(Excerpt from a dataset)
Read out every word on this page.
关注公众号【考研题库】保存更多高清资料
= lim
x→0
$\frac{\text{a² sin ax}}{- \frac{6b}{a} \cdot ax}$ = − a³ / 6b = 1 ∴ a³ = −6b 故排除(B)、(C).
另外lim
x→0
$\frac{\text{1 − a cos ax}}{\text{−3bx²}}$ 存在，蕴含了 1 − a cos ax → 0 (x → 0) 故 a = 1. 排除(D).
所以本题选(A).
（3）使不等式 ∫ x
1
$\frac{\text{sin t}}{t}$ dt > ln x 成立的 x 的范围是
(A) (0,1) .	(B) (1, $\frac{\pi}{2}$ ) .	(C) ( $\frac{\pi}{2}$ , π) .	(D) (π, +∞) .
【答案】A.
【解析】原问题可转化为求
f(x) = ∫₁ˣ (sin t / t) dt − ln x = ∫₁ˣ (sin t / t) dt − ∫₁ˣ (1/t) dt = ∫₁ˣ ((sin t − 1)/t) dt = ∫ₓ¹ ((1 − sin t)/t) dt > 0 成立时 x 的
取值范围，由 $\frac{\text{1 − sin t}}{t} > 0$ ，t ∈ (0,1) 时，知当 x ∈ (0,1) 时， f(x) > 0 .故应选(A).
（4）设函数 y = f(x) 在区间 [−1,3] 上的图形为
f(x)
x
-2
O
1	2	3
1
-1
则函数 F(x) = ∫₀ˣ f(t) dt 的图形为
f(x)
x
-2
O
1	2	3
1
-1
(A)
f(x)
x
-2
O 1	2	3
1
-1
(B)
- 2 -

[TASK STATEMENT]
Type out the full listing again, exactly as given.

[OUTPUT FOR THIS EXERCISE]
Read out every word on this page.
关注公众号【考研题库】保存更多高清资料
= lim
x→0
$\frac{\text{a² sin ax}}{- \frac{6b}{a} \cdot ax}$ = − a³ / 6b = 1 ∴ a³ = −6b 故排除(B)、(C).
另外lim
x→0
$\frac{\text{1 − a cos ax}}{\text{−3bx²}}$ 存在，蕴含了 1 − a cos ax → 0 (x → 0) 故 a = 1. 排除(D).
所以本题选(A).
（3）使不等式 ∫ x
1
$\frac{\text{sin t}}{t}$ dt > ln x 成立的 x 的范围是
(A) (0,1) .	(B) (1, $\frac{\pi}{2}$ ) .	(C) ( $\frac{\pi}{2}$ , π) .	(D) (π, +∞) .
【答案】A.
【解析】原问题可转化为求
f(x) = ∫₁ˣ (sin t / t) dt − ln x = ∫₁ˣ (sin t / t) dt − ∫₁ˣ (1/t) dt = ∫₁ˣ ((sin t − 1)/t) dt = ∫ₓ¹ ((1 − sin t)/t) dt > 0 成立时 x 的
取值范围，由 $\frac{\text{1 − sin t}}{t} > 0$ ，t ∈ (0,1) 时，知当 x ∈ (0,1) 时， f(x) > 0 .故应选(A).
（4）设函数 y = f(x) 在区间 [−1,3] 上的图形为
f(x)
x
-2
O
1	2	3
1
-1
则函数 F(x) = ∫₀ˣ f(t) dt 的图形为
f(x)
x
-2
O
1	2	3
1
-1
(A)
f(x)
x
-2
O 1	2	3
1
-1
(B)
- 2 -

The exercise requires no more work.